• TESTO FORNITO:

"""

Fotografare con lo smartphone - Lezione 1

Nonostante gli smartphone siano ormai gli strumenti fotografici più utilizzati, le tecniche per sfruttarli al meglio sono poco conosciute. Proviamo a colmare questa lacuna!

La maggior parte dei corsi di fotografia si rivolge agli utilizzatori di fotocamere ad ottica intercambiabile (reflex digitali e mirrorless). Noi invece ci siamo posti il problema di fornire dei consigli tecnici e artistici utili alla massa degli utenti che, vuoi per mancanza di uno specifico interesse verso la fotografia o, più semplicemente, perché non intendono dedicarci un patrimonio, utilizzano lo smartphone. Per questo abbiamo pensato a un breve corso che possa aiutare l'utente medio a migliorare la propria abilità nel realizzare foto senza dover acquistare specifiche attrezzature, ma adoperando solo il proprio cellulare.

Questo corso ha sostanzialmente due obiettivi:
1) Fornire le conoscenze tecniche di base sulle fotocamere utilizzate nei telefoni cellulari, spiegare in breve il loro funzionamento e l’utilizzo delle funzioni standard;
2) dare agli utenti una “base artistica” sulla composizione fotografica, suggerendo un repertorio di modelli semplici da cui attingere per creare le proprie immagini.

Fatte queste premesse, possiamo incominciare con la prima lezione!

"""

• MATERIALI ESERCIZIO:
"""

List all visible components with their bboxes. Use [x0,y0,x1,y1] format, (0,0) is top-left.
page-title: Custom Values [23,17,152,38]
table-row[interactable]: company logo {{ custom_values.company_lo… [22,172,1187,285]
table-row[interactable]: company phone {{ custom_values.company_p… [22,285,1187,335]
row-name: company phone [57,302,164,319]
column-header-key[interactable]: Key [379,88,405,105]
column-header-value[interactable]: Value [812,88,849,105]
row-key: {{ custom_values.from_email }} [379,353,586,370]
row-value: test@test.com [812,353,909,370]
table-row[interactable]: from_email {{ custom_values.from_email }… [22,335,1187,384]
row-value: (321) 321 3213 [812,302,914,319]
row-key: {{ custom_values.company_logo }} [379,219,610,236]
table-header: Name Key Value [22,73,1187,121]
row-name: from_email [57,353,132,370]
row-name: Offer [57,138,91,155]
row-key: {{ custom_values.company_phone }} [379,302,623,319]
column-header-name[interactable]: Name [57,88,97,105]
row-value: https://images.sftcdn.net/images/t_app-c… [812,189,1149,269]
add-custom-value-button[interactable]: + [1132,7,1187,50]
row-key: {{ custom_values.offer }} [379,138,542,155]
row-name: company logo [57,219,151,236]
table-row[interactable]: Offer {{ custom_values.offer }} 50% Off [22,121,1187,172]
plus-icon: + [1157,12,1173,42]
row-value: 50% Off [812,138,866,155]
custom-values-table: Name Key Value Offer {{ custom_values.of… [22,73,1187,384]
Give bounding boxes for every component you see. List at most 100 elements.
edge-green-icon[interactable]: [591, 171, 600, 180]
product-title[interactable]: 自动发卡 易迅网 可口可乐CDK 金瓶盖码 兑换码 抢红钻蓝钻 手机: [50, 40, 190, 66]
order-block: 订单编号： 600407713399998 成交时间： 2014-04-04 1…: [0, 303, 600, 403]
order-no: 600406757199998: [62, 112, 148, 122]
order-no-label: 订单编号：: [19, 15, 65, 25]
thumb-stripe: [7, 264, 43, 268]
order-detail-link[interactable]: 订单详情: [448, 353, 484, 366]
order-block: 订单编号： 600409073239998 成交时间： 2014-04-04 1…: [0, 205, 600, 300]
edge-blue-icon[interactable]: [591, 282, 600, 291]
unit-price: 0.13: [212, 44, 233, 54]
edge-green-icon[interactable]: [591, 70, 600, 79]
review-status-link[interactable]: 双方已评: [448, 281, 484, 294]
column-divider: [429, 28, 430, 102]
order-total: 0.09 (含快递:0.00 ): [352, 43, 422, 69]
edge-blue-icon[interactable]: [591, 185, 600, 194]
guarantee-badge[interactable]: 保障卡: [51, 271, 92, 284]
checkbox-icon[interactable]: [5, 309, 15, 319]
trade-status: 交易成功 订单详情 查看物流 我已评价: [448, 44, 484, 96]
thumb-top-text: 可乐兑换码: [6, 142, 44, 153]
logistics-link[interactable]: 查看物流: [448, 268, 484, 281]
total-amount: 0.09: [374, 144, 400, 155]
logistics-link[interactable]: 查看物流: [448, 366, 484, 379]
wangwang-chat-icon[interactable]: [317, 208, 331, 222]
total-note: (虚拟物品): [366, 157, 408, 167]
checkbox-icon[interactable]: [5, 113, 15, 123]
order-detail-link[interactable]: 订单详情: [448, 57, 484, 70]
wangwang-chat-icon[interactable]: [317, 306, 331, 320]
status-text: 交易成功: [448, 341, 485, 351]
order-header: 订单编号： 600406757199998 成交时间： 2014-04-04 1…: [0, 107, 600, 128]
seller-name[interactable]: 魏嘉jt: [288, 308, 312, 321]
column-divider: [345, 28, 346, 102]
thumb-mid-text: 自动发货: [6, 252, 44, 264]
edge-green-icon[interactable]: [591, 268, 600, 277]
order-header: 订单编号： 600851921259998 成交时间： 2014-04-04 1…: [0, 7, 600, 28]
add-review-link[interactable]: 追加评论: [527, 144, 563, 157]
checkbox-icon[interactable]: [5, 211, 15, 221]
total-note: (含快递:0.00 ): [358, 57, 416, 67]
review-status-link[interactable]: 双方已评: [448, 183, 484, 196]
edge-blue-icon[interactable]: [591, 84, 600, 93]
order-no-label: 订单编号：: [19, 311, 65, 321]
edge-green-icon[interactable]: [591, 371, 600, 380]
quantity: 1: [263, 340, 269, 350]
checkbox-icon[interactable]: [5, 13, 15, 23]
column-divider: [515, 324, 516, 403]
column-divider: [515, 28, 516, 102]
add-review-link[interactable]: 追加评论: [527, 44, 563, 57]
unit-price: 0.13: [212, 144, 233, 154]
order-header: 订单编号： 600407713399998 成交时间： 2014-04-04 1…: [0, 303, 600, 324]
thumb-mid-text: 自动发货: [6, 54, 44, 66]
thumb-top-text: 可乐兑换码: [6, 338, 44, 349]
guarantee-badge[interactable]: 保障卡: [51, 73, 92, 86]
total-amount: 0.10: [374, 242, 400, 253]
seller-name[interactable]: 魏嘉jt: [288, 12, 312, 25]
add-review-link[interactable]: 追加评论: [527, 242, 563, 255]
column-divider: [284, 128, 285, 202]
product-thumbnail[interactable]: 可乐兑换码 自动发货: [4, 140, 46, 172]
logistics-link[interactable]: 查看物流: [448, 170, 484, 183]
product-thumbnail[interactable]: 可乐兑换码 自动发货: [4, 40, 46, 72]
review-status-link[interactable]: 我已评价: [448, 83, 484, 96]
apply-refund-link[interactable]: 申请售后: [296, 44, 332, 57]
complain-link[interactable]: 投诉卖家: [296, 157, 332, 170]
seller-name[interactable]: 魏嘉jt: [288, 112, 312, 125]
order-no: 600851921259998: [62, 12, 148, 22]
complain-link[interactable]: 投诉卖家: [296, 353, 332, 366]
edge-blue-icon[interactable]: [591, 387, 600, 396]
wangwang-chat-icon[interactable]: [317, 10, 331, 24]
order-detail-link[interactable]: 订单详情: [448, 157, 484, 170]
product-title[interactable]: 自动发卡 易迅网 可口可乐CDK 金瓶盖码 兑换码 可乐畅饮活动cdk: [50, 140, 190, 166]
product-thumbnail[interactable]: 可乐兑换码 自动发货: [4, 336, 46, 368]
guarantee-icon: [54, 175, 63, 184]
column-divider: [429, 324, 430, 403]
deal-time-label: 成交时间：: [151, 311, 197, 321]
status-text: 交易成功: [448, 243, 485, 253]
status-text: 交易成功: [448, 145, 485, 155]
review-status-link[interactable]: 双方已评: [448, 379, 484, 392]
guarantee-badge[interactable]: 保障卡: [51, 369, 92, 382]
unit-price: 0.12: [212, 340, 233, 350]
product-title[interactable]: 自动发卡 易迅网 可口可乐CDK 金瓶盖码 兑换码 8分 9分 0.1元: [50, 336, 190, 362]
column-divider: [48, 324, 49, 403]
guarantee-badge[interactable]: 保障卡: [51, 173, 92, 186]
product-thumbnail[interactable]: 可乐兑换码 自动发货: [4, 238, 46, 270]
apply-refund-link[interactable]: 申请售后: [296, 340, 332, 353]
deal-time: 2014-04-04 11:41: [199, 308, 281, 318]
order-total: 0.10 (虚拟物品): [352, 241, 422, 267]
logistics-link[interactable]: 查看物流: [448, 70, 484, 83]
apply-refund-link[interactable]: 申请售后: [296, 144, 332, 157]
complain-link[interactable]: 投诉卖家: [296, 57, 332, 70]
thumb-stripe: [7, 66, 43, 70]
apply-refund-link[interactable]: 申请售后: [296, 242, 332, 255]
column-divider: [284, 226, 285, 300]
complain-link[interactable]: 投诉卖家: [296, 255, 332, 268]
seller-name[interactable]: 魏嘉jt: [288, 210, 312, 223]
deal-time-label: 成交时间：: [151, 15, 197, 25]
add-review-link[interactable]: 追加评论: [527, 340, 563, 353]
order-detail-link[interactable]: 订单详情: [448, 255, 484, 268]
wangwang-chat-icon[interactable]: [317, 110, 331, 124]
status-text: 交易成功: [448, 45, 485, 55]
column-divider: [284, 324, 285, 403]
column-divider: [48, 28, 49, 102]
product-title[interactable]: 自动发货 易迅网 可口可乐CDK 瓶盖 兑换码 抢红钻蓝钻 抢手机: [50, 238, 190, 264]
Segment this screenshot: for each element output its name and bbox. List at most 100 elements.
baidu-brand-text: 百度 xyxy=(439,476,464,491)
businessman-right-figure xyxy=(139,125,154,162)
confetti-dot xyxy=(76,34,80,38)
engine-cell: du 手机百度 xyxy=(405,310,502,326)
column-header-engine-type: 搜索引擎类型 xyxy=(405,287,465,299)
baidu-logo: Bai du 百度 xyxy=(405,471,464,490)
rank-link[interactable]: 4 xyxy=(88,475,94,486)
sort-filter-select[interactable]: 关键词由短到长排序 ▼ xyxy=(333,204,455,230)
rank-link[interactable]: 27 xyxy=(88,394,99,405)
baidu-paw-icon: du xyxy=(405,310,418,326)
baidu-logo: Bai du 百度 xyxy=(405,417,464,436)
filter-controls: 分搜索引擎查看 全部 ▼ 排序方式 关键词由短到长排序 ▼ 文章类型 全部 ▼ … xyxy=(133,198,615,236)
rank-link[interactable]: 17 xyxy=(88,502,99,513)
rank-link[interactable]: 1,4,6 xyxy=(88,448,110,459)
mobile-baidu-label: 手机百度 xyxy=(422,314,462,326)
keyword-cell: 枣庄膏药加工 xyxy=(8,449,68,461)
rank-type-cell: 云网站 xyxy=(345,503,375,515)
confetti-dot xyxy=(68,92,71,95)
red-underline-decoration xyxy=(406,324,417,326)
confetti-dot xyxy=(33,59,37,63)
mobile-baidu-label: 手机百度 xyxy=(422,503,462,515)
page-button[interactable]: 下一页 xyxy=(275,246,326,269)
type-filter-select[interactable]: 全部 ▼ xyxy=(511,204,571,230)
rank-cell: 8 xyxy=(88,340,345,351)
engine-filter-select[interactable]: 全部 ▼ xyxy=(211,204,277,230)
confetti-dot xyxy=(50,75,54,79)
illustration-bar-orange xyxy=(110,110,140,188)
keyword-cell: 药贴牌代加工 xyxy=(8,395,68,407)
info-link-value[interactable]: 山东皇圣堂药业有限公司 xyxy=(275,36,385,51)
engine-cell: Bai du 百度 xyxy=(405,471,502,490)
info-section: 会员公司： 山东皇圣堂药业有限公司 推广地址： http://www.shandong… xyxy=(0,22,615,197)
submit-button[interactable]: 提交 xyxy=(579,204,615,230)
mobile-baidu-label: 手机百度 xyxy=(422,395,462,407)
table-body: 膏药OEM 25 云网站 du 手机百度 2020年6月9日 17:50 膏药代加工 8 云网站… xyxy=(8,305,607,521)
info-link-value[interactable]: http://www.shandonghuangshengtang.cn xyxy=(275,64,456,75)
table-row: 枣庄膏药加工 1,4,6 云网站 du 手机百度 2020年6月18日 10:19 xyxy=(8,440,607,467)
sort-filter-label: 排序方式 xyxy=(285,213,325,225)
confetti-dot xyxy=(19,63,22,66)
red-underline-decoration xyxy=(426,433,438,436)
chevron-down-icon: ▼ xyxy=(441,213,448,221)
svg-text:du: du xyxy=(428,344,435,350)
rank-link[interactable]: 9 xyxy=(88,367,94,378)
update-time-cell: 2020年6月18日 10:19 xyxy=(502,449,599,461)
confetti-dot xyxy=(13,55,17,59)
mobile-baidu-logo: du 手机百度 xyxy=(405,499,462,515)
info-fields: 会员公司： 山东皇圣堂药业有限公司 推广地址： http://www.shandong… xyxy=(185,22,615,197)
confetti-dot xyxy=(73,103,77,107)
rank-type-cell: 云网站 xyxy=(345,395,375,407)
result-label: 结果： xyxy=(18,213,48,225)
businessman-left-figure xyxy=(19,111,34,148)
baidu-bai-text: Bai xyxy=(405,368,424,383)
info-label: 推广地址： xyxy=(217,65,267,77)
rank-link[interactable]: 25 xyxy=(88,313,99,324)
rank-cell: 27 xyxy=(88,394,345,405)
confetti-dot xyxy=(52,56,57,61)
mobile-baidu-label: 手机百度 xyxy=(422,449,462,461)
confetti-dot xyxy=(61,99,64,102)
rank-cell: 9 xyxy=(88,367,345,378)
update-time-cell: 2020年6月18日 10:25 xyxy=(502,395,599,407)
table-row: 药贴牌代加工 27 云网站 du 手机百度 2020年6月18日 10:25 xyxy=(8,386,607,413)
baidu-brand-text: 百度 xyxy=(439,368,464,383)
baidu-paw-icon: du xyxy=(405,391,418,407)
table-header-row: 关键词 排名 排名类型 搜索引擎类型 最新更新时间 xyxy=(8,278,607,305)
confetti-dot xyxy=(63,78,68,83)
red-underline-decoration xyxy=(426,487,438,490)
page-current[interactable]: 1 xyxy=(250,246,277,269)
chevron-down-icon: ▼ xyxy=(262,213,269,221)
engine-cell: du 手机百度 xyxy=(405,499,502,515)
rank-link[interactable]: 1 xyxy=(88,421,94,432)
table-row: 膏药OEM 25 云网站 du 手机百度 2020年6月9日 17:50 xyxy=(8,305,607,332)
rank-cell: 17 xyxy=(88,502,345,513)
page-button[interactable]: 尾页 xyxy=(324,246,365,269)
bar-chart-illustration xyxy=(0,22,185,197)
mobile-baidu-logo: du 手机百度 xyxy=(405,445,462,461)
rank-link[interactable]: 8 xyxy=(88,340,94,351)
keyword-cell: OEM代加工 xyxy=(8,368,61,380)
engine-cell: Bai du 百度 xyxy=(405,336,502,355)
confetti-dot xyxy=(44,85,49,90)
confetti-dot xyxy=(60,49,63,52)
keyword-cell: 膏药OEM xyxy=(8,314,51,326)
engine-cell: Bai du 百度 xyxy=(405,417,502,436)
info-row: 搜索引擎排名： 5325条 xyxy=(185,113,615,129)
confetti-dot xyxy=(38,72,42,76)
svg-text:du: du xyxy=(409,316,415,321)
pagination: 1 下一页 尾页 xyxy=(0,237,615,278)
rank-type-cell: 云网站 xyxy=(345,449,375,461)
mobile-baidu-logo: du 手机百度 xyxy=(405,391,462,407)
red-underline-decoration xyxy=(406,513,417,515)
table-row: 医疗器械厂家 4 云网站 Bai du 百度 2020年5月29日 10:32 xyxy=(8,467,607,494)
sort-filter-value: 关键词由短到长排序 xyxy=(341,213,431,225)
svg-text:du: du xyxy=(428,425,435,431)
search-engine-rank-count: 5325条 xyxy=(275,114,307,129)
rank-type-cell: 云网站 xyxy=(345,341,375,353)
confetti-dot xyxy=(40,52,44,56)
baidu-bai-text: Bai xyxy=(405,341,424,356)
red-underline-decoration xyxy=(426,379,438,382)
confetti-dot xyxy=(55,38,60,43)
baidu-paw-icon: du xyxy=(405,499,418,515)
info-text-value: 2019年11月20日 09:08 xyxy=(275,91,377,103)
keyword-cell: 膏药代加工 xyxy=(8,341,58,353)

"""

• PROBLEMA SCRITTO A: Nei record, dalla prima riga fino alla riga con "row-value: test@test.com [812,353,909,370]" inclusa, rinomina "company phone" in "business phone", lascia invariato tutto il resto e riporta soltanto queste righe.
• PROBLEMA SCRITTO B: Prosegui il testo sulla fotografia con lo smartphone a partire dall'ultima frase riportata.
I record non hanno alcun legame con il testo.

• SOLUZIONE ESERCIZIO A:
List all visible components with their bboxes. Use [x0,y0,x1,y1] format, (0,0) is top-left.
page-title: Custom Values [23,17,152,38]
table-row[interactable]: company logo {{ custom_values.company_lo… [22,172,1187,285]
table-row[interactable]: business phone {{ custom_values.company_p… [22,285,1187,335]
row-name: business phone [57,302,164,319]
column-header-key[interactable]: Key [379,88,405,105]
column-header-value[interactable]: Value [812,88,849,105]
row-key: {{ custom_values.from_email }} [379,353,586,370]
row-value: test@test.com [812,353,909,370]

• SOLUZIONE ESERCIZIO B:
LA FOTOCAMERA E IL SUO FUNZIONAMENTO

1.1 - I sensori
Le fotocamere utilizzate negli smartphone sono composte da due elementi fondamentali: il sensore e l’obiettivo.
In molti telefoni cellulari sono presenti più fotocamere; ognuna di queste è costituita da sensori e obiettivi che possono essere (e spesso sono) differenti tra loro.

I sensori fotografici hanno due caratteristiche che ci interessano: le dimensioni e la risoluzione.
Pur essendo tutti molto piccoli, al fine di essere contenuti in un dispositivo compatto e portatile, tra i sensori ci sono tuttavia differenze significative nelle dimensioni; le loro misure vengono espresse in pollici inglesi, indicati col segno ” (1”=2,54cm), per via di una consuetudine nata molto tempo fa, nell'indicare le dimensioni degli schermi televisivi e dei tubi catodici. I sensori fotografici degli smartphone, avendo dimensioni minuscole, presentano grandezze indicate in frazioni di pollice; avremo quindi, per esempio, sensori da 1/4”, 1/3”, 1/2”, 1/1.7”, 1/1.6” ecc.
Tutti hanno forma rettangolare, con un rapporto tra i lati di 4:3; per questo le immagini ottenute hanno anch’esse tale formato.
Come regola generale, un sensore più grande produce immagini migliori rispetto a uno più piccolo, sia a livello di dettaglio che di esposizione.

Un’altra caratteristica importante di cui tener conto è la risoluzione, ovvero il numero di megapixel (mpx) contenuti nel sensore. Avere una buona risoluzione è utile per stampare immagini di grosse dimensioni, oppure per poter tagliare una parte di immagine mantenendo comunque abbastanza pixel in quella rimanente.
Le dimensioni dei singoli pixel non sono fisse, ma variano in base a quelle del sensore e al loro numero; due sensori di dimensioni differenti, poniamo da 1/2” e 1/3”, entrambi da 12 mpx, hanno la stessa risoluzione ma pixel di dimensioni differenti. In quello da 1/2" sono più grandi e hanno maggiore capacità di rendere i dettagli più fini, nonchè le variazioni di luminosità.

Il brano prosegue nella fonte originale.